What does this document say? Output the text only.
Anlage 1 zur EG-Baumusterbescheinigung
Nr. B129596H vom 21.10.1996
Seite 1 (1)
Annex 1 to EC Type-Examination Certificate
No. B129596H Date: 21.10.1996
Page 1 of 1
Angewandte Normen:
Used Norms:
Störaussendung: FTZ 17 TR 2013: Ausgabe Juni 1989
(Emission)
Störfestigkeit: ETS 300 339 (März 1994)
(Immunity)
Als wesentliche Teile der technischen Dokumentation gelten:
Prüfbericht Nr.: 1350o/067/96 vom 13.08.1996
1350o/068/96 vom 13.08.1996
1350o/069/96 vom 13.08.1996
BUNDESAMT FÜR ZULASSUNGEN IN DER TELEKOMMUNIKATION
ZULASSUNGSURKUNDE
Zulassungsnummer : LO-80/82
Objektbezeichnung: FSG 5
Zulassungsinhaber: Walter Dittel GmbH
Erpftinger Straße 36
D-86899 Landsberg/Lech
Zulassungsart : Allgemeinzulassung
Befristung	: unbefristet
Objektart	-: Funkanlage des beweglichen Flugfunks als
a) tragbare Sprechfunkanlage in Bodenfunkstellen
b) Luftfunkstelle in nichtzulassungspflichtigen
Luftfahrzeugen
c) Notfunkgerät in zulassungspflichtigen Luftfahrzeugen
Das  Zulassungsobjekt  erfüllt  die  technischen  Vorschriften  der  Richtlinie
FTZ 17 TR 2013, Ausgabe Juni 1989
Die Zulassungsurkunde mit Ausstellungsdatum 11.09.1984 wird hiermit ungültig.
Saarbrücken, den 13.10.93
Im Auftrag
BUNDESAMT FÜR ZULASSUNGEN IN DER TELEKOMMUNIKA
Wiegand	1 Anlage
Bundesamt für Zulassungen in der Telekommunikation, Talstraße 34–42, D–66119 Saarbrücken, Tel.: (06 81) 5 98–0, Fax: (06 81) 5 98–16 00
---
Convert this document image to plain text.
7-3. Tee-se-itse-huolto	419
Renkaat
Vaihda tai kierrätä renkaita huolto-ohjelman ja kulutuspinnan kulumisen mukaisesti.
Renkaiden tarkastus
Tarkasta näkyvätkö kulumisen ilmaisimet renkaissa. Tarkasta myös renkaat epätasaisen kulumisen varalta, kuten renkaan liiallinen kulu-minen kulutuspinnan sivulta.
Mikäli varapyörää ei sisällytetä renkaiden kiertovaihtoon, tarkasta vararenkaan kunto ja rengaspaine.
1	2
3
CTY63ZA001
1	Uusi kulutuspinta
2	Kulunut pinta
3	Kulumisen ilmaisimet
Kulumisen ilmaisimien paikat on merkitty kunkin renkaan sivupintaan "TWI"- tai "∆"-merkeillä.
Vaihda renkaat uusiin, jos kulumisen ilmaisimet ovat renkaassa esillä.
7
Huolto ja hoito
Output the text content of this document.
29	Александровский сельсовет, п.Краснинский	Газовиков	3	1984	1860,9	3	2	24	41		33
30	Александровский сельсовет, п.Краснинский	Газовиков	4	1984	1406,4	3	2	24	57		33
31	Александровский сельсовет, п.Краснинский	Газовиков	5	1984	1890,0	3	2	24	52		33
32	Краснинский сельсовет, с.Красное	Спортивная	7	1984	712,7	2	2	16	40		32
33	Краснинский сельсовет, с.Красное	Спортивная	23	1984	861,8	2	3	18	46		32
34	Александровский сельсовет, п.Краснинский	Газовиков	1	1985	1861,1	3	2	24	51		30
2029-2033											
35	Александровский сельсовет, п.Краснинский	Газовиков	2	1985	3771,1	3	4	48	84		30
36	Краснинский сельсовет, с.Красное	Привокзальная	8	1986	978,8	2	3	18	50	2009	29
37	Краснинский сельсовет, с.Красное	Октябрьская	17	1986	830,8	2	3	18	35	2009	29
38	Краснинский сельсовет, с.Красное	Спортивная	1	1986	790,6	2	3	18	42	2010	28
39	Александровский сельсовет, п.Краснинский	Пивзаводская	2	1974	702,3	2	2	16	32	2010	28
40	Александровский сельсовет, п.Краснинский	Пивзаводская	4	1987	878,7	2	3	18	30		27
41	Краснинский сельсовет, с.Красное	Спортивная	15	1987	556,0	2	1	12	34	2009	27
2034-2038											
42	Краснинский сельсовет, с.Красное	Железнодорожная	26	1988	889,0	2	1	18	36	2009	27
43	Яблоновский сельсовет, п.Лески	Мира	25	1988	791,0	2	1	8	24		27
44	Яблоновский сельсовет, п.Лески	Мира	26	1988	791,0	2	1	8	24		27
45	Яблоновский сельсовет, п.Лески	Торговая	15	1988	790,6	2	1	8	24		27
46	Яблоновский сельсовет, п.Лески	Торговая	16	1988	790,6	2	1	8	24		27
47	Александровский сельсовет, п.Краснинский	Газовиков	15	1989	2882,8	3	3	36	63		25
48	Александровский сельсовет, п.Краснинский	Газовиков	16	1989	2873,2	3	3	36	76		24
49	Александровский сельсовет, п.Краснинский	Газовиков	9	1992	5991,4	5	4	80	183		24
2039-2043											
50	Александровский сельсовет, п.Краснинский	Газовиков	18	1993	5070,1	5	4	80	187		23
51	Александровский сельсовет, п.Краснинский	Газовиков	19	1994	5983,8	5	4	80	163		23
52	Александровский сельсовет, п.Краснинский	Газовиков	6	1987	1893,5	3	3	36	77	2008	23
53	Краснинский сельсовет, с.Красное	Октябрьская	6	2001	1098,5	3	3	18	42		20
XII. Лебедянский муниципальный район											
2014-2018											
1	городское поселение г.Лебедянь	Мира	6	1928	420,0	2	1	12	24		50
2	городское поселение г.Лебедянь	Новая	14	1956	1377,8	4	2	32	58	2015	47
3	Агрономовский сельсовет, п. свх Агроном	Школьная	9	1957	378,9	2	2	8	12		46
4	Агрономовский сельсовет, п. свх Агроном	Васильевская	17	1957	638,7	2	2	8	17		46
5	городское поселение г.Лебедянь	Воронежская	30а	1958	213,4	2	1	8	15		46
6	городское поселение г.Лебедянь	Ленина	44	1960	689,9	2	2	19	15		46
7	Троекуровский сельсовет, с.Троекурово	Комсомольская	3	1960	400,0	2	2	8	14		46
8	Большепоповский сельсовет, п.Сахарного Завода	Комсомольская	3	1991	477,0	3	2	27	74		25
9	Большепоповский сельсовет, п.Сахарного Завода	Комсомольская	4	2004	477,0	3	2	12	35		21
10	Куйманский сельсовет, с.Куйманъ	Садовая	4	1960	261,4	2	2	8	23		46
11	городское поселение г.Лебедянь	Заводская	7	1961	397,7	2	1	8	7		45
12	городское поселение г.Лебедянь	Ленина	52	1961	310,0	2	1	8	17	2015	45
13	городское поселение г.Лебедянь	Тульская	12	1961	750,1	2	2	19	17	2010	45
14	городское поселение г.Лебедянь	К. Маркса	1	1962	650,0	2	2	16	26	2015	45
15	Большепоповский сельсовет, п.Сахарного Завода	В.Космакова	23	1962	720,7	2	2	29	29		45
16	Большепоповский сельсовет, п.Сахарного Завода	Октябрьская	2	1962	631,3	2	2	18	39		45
* * *
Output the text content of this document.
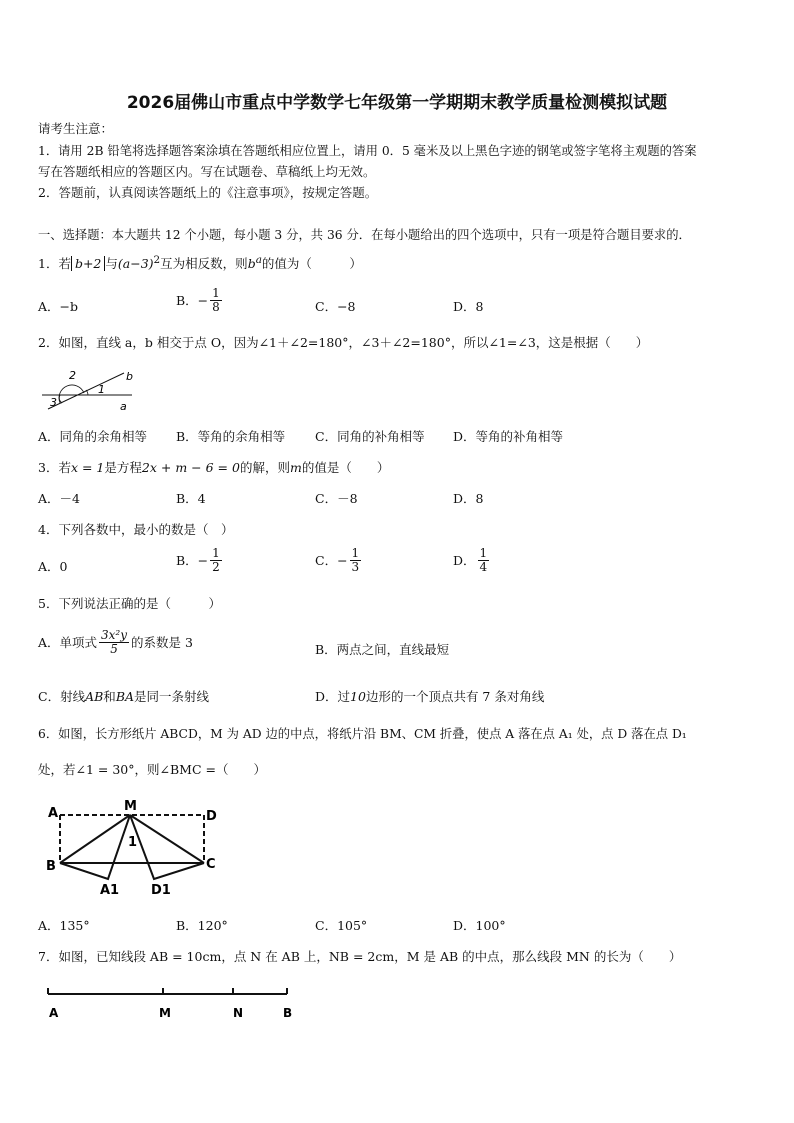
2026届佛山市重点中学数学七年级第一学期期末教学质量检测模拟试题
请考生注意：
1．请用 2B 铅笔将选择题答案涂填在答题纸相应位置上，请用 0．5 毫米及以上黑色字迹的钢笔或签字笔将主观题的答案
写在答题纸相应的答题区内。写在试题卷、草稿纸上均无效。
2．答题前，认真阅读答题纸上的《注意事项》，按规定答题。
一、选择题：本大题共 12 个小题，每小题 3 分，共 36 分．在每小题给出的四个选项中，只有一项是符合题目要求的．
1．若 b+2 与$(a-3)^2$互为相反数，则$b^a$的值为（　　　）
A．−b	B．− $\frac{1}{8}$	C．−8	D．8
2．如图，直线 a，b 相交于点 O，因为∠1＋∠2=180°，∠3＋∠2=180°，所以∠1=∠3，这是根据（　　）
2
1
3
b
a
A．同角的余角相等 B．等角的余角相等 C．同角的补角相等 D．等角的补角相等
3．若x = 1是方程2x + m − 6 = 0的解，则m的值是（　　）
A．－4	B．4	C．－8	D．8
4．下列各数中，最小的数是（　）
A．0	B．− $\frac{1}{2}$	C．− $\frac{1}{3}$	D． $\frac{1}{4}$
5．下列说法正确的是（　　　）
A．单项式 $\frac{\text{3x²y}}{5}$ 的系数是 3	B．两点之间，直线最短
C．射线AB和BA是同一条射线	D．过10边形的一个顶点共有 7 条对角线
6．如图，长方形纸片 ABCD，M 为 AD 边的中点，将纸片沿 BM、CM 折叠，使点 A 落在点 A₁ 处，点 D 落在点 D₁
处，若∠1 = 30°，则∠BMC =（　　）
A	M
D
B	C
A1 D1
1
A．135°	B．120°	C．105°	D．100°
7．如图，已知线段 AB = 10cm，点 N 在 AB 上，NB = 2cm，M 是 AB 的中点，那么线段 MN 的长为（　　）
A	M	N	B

Direction: Return all lines containing the word "Комсомольская".

Written reply:
7	Троекуровский сельсовет, с.Троекурово	Комсомольская	3	1960	400,0	2	2	8	14		46
8	Большепоповский сельсовет, п.Сахарного Завода	Комсомольская	3	1991	477,0	3	2	27	74		25
9	Большепоповский сельсовет, п.Сахарного Завода	Комсомольская	4	2004	477,0	3	2	12	35		21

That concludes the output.